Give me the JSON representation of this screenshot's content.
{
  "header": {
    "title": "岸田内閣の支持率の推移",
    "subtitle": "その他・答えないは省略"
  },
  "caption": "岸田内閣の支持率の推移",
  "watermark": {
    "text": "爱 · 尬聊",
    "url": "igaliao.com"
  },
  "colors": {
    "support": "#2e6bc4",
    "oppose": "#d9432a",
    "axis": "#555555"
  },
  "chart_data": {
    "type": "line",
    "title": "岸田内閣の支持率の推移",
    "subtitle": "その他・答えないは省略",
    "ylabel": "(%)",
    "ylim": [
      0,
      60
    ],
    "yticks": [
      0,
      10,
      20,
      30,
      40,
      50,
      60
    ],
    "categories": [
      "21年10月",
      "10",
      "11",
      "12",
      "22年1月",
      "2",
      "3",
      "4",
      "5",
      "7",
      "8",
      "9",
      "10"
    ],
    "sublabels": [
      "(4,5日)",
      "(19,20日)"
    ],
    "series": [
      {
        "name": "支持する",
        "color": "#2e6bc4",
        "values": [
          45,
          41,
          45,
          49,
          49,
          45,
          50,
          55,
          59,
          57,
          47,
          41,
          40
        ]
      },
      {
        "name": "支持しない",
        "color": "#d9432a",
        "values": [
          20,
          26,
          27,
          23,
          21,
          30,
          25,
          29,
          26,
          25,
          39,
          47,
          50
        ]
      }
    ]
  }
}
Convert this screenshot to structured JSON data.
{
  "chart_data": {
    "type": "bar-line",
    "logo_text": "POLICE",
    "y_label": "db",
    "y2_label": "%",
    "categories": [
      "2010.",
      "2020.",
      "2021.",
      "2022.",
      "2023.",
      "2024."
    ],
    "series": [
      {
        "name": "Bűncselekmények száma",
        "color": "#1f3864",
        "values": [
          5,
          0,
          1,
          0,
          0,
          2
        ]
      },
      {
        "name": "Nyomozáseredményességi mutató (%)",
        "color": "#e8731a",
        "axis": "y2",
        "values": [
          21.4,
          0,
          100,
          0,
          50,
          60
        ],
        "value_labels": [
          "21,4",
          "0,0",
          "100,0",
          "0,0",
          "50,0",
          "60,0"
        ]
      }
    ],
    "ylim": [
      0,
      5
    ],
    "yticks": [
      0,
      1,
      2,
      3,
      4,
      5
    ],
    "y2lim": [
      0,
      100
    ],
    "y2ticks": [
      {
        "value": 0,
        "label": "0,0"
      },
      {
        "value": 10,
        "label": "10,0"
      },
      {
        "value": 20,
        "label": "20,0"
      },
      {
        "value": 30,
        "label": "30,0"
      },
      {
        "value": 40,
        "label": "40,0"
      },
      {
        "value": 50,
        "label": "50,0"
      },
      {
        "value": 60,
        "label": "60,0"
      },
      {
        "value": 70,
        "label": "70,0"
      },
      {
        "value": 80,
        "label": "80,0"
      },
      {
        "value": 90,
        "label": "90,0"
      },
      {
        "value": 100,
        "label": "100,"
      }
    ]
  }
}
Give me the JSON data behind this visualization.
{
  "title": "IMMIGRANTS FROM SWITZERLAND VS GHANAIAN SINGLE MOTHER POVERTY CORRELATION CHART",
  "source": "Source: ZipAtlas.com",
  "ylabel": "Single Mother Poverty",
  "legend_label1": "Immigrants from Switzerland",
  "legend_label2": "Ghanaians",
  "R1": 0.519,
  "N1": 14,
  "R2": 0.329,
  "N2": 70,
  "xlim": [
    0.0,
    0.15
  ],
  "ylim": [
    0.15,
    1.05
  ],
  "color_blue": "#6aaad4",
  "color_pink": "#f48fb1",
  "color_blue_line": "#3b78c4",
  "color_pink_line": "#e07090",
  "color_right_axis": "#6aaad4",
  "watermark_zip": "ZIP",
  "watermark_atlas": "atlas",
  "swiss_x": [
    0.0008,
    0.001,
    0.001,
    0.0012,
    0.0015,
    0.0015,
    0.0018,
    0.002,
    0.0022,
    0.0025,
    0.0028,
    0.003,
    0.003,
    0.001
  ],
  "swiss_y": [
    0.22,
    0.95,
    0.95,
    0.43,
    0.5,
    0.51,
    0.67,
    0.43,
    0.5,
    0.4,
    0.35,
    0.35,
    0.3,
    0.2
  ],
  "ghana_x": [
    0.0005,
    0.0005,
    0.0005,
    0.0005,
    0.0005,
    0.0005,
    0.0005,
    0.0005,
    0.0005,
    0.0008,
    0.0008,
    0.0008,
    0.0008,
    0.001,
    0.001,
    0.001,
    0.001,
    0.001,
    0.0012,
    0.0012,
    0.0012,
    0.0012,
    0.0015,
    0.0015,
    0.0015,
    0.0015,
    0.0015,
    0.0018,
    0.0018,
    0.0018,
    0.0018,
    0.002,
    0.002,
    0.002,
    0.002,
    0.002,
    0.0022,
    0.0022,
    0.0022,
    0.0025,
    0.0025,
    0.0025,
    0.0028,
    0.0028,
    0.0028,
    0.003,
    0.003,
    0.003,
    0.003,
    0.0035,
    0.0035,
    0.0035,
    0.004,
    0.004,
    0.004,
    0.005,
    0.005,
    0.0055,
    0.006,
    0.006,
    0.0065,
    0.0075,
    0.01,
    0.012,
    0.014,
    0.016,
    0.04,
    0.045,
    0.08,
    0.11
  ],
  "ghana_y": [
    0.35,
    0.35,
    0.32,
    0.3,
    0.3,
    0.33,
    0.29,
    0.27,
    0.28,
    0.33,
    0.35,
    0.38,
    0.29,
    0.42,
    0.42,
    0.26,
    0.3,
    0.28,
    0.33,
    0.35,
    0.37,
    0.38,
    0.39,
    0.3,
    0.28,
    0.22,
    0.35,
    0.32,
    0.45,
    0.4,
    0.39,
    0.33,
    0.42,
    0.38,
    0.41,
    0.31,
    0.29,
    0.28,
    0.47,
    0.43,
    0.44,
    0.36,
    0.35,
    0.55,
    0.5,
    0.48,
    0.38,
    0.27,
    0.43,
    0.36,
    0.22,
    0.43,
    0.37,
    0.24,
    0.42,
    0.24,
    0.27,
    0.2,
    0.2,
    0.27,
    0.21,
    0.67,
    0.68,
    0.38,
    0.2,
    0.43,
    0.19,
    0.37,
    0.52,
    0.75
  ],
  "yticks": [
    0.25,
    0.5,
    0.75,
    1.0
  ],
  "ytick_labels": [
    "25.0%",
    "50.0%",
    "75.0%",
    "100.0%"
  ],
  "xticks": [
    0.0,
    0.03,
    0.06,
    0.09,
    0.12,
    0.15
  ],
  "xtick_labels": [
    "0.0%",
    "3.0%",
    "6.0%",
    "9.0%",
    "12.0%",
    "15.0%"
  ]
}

What you should do: Where a line above contains the word "ylabel", copy that line.

Output for this exercise:
    "ylabel": "(%)",
  "ylabel": "Single Mother Poverty",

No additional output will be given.